## TO DO
The entire listing is to be repeated verbatim.

[Stored entries]
==================================================
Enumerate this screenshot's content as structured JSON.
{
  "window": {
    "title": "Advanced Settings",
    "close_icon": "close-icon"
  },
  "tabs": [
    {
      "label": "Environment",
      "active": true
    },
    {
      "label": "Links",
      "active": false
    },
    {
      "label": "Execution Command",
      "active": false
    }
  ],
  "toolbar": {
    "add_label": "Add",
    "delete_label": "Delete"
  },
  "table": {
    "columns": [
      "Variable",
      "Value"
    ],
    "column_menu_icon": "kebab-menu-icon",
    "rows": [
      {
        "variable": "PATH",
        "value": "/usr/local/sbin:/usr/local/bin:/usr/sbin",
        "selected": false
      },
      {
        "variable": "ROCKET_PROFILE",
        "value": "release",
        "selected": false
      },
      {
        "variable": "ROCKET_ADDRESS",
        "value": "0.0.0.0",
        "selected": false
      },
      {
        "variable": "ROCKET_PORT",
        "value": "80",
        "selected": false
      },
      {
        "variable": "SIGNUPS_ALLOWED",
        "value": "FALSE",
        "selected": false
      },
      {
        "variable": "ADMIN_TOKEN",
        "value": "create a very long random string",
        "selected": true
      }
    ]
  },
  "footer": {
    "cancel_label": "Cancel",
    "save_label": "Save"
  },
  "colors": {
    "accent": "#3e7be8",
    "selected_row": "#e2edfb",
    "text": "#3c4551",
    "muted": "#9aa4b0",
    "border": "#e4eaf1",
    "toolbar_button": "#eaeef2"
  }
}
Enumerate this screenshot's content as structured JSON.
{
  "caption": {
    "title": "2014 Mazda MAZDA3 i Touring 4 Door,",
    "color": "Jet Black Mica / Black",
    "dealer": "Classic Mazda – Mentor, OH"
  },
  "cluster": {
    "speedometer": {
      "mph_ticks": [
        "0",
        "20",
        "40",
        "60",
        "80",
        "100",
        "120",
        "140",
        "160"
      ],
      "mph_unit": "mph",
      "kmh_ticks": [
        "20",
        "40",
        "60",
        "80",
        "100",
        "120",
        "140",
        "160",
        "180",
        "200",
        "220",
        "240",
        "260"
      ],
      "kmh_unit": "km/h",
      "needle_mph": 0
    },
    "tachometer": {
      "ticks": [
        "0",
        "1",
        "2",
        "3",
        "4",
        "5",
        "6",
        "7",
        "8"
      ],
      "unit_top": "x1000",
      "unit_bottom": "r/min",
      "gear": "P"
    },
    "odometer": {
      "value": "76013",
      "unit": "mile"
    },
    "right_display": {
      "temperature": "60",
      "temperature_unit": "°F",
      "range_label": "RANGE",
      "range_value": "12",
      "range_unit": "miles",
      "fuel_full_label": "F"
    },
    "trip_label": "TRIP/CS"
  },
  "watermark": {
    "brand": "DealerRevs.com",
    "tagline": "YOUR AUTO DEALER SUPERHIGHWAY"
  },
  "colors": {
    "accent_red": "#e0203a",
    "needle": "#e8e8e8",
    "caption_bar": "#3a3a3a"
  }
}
==================================================
## FINAL RESULT
Enumerate this screenshot's content as structured JSON.
{
  "window": {
    "title": "Advanced Settings",
    "close_icon": "close-icon"
  },
  "tabs": [
    {
      "label": "Environment",
      "active": true
    },
    {
      "label": "Links",
      "active": false
    },
    {
      "label": "Execution Command",
      "active": false
    }
  ],
  "toolbar": {
    "add_label": "Add",
    "delete_label": "Delete"
  },
  "table": {
    "columns": [
      "Variable",
      "Value"
    ],
    "column_menu_icon": "kebab-menu-icon",
    "rows": [
      {
        "variable": "PATH",
        "value": "/usr/local/sbin:/usr/local/bin:/usr/sbin",
        "selected": false
      },
      {
        "variable": "ROCKET_PROFILE",
        "value": "release",
        "selected": false
      },
      {
        "variable": "ROCKET_ADDRESS",
        "value": "0.0.0.0",
        "selected": false
      },
      {
        "variable": "ROCKET_PORT",
        "value": "80",
        "selected": false
      },
      {
        "variable": "SIGNUPS_ALLOWED",
        "value": "FALSE",
        "selected": false
      },
      {
        "variable": "ADMIN_TOKEN",
        "value": "create a very long random string",
        "selected": true
      }
    ]
  },
  "footer": {
    "cancel_label": "Cancel",
    "save_label": "Save"
  },
  "colors": {
    "accent": "#3e7be8",
    "selected_row": "#e2edfb",
    "text": "#3c4551",
    "muted": "#9aa4b0",
    "border": "#e4eaf1",
    "toolbar_button": "#eaeef2"
  }
}
Enumerate this screenshot's content as structured JSON.
{
  "caption": {
    "title": "2014 Mazda MAZDA3 i Touring 4 Door,",
    "color": "Jet Black Mica / Black",
    "dealer": "Classic Mazda – Mentor, OH"
  },
  "cluster": {
    "speedometer": {
      "mph_ticks": [
        "0",
        "20",
        "40",
        "60",
        "80",
        "100",
        "120",
        "140",
        "160"
      ],
      "mph_unit": "mph",
      "kmh_ticks": [
        "20",
        "40",
        "60",
        "80",
        "100",
        "120",
        "140",
        "160",
        "180",
        "200",
        "220",
        "240",
        "260"
      ],
      "kmh_unit": "km/h",
      "needle_mph": 0
    },
    "tachometer": {
      "ticks": [
        "0",
        "1",
        "2",
        "3",
        "4",
        "5",
        "6",
        "7",
        "8"
      ],
      "unit_top": "x1000",
      "unit_bottom": "r/min",
      "gear": "P"
    },
    "odometer": {
      "value": "76013",
      "unit": "mile"
    },
    "right_display": {
      "temperature": "60",
      "temperature_unit": "°F",
      "range_label": "RANGE",
      "range_value": "12",
      "range_unit": "miles",
      "fuel_full_label": "F"
    },
    "trip_label": "TRIP/CS"
  },
  "watermark": {
    "brand": "DealerRevs.com",
    "tagline": "YOUR AUTO DEALER SUPERHIGHWAY"
  },
  "colors": {
    "accent_red": "#e0203a",
    "needle": "#e8e8e8",
    "caption_bar": "#3a3a3a"
  }
}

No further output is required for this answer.